** start of MATERIAL SUPPLIED **

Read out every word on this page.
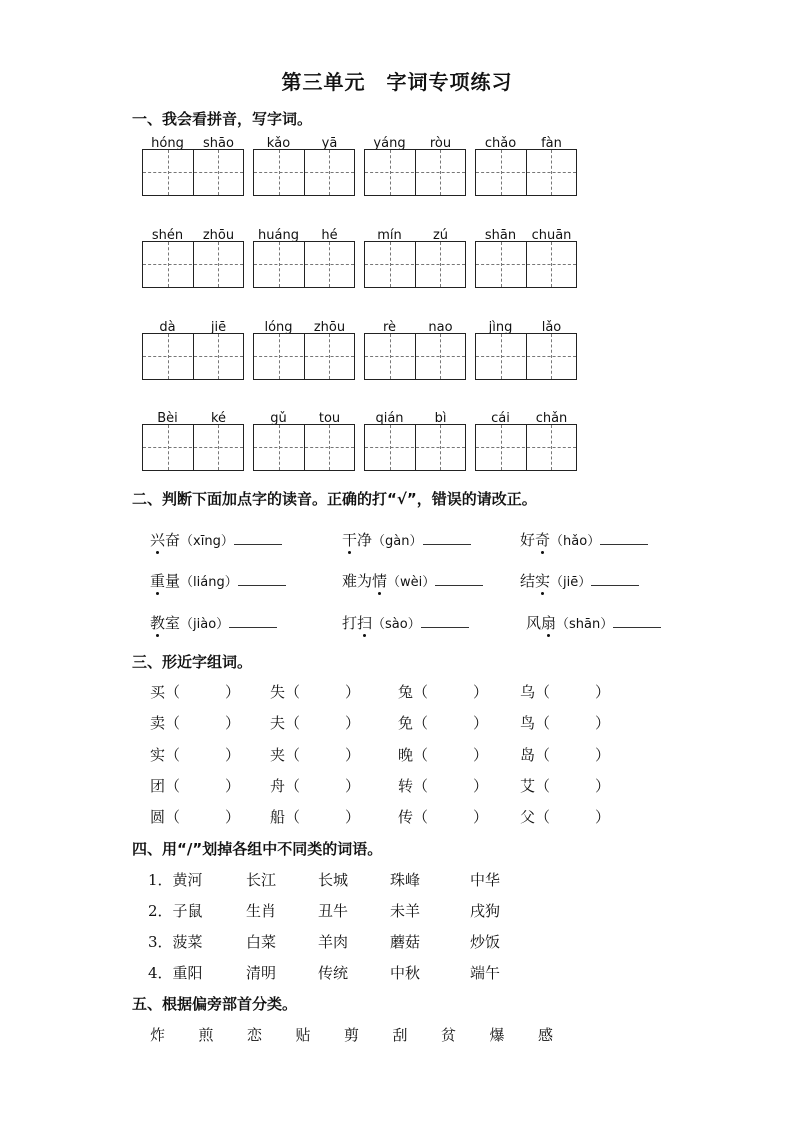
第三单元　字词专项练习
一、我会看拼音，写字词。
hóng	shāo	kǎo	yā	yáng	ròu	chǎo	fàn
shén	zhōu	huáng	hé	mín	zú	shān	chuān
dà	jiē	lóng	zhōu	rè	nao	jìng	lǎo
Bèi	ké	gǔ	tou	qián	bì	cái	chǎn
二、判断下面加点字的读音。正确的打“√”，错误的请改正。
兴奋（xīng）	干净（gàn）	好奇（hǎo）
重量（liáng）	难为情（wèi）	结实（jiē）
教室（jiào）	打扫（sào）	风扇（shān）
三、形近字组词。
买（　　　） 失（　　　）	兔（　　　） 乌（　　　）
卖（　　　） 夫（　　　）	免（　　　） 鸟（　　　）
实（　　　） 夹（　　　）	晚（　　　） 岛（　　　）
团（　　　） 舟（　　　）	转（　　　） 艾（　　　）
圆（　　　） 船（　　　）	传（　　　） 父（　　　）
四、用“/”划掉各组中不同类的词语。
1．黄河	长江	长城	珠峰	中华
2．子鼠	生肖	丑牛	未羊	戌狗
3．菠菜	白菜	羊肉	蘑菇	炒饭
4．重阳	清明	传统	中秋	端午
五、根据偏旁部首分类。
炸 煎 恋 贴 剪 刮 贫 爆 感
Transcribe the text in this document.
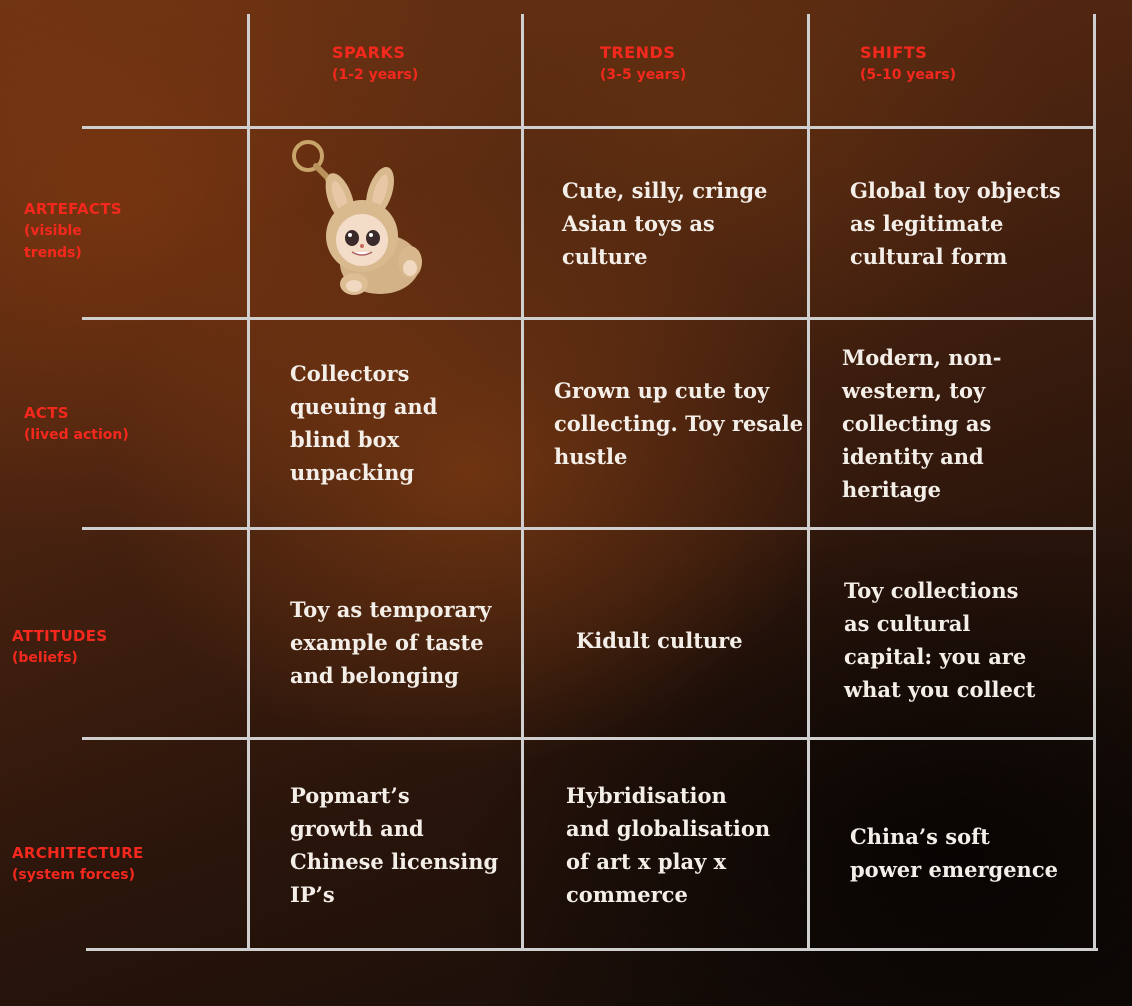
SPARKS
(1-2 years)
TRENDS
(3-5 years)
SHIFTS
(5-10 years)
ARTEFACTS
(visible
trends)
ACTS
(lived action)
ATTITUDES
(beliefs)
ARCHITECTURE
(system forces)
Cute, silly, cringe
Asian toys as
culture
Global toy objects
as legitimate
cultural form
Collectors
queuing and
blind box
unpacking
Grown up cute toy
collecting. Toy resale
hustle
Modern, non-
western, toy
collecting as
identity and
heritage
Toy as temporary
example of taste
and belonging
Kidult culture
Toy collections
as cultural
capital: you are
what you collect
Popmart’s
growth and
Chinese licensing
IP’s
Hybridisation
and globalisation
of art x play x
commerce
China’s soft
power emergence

** end of MATERIAL SUPPLIED **
** start of MATERIAL SUPPLIED **

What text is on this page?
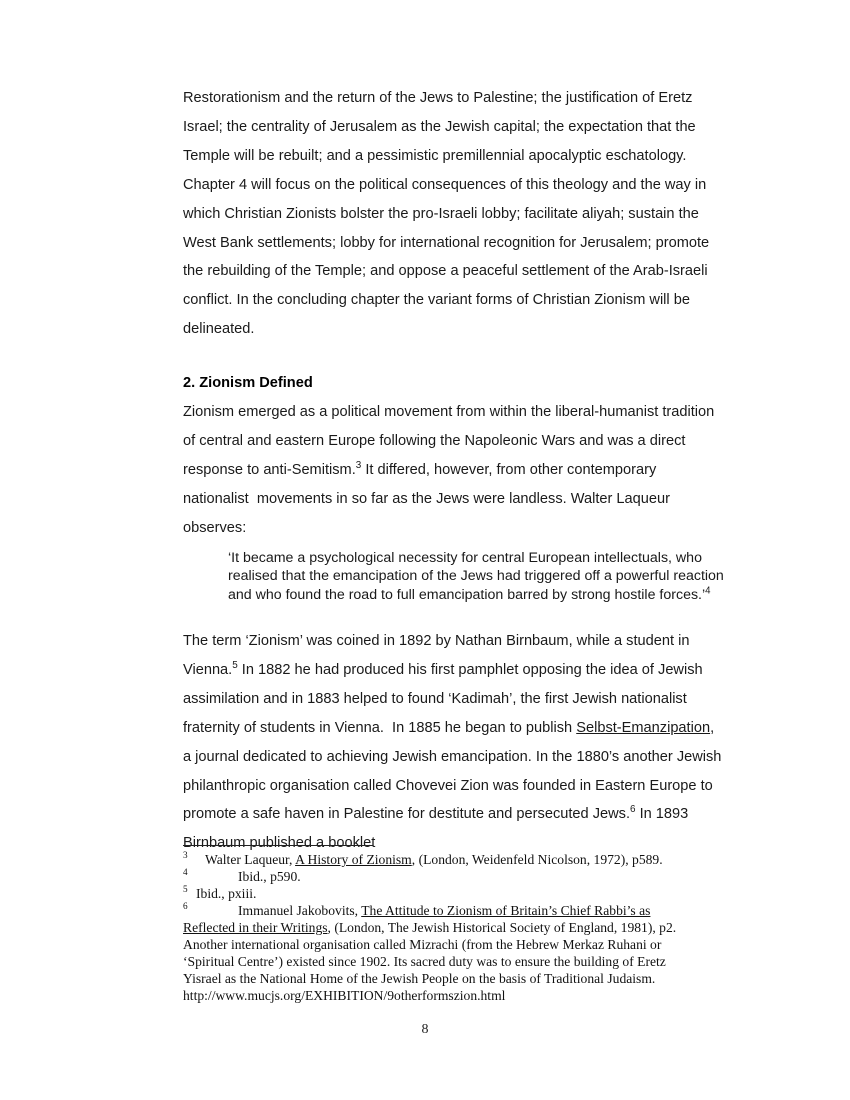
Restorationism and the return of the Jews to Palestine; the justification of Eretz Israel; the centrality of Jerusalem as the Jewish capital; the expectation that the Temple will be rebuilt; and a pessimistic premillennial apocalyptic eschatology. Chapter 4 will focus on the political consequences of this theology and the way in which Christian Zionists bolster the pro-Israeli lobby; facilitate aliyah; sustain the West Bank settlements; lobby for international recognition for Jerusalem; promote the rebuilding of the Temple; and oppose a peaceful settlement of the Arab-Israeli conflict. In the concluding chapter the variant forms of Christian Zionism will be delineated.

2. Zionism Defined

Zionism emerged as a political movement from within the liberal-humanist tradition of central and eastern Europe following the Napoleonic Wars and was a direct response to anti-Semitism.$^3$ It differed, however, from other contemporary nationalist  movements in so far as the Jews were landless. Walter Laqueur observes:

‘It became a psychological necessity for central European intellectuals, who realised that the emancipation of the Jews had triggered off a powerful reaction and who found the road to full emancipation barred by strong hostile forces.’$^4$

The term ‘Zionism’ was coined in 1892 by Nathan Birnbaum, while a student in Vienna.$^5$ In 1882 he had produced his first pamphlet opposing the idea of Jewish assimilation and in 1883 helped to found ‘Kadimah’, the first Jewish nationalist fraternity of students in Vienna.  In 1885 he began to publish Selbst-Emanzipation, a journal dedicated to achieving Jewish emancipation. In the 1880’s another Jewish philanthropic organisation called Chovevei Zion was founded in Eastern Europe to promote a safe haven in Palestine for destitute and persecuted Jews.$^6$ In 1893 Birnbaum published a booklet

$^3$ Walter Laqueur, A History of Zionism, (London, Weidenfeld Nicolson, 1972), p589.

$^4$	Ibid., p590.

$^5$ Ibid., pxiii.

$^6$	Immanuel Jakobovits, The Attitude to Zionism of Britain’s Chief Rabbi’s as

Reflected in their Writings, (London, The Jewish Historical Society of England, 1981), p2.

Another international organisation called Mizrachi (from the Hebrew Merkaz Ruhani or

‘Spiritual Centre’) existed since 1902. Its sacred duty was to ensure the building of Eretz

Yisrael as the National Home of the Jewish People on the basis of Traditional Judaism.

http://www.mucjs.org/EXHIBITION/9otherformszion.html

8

** end of MATERIAL SUPPLIED **

AIM: Each line in the listing above that contains "Walter" should be copied.

ANSWER BELOW:
Zionism emerged as a political movement from within the liberal-humanist tradition of central and eastern Europe following the Napoleonic Wars and was a direct response to anti-Semitism.$^3$ It differed, however, from other contemporary nationalist  movements in so far as the Jews were landless. Walter Laqueur observes:
$^3$ Walter Laqueur, A History of Zionism, (London, Weidenfeld Nicolson, 1972), p589.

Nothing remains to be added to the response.